**Written exercise:**
Gather from the listing below each line that includes the word "trăm", and copy it.
***** Entries supplied *****
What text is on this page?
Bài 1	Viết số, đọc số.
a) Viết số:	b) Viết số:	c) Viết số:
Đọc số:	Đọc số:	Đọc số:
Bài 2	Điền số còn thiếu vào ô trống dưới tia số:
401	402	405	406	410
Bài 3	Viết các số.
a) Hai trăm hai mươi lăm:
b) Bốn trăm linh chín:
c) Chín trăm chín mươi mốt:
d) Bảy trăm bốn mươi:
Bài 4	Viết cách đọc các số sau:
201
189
*****
***** Entries supplied *****
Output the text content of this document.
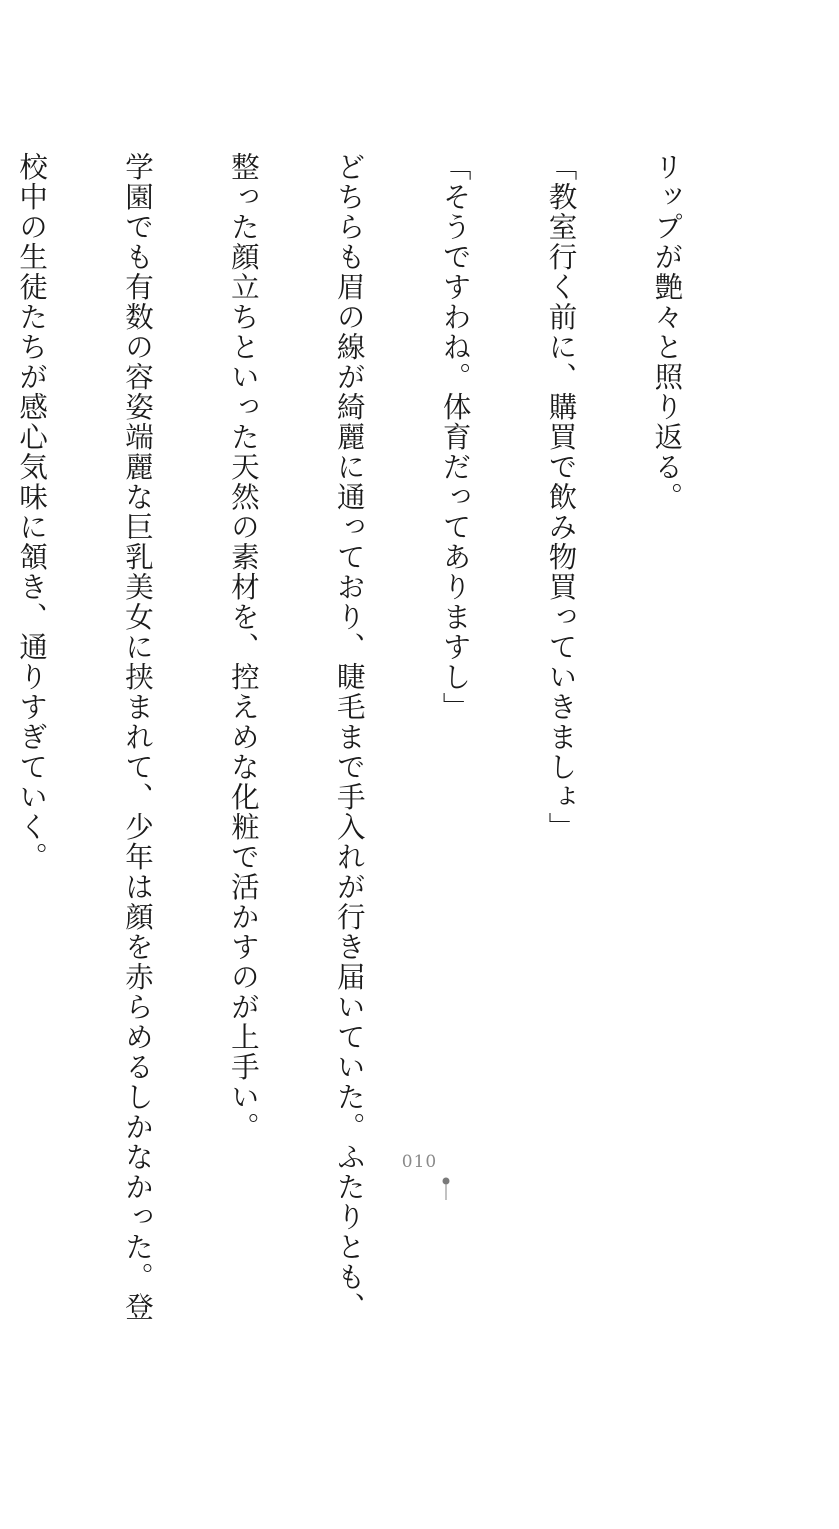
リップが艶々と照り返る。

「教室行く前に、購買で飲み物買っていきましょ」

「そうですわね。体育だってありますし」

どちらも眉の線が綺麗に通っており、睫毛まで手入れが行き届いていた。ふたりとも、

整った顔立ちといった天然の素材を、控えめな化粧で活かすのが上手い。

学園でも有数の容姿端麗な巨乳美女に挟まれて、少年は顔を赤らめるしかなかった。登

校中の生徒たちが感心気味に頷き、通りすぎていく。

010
*****
***** Entries supplied *****
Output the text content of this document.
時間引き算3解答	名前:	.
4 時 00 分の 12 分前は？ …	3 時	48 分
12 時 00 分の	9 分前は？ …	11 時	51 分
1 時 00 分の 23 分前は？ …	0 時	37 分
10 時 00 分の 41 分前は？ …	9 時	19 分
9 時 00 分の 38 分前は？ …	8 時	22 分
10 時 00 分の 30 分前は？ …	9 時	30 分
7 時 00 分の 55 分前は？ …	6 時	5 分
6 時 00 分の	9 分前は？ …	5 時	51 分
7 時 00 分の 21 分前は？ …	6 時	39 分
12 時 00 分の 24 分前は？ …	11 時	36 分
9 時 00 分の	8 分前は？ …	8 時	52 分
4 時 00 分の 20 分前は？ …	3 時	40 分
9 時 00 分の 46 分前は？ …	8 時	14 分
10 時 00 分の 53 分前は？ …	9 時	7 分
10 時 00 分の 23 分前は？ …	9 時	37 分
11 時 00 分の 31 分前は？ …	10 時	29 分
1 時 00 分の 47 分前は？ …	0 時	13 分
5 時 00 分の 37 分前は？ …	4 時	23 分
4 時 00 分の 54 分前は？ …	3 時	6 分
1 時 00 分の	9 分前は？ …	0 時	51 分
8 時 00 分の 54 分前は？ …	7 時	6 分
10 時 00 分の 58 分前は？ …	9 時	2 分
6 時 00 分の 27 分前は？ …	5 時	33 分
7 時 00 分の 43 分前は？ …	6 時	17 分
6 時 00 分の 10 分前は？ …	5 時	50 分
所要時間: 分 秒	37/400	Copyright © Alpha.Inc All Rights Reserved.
*****
**Correct output:**
a) Hai trăm hai mươi lăm:
b) Bốn trăm linh chín:
c) Chín trăm chín mươi mốt:
d) Bảy trăm bốn mươi:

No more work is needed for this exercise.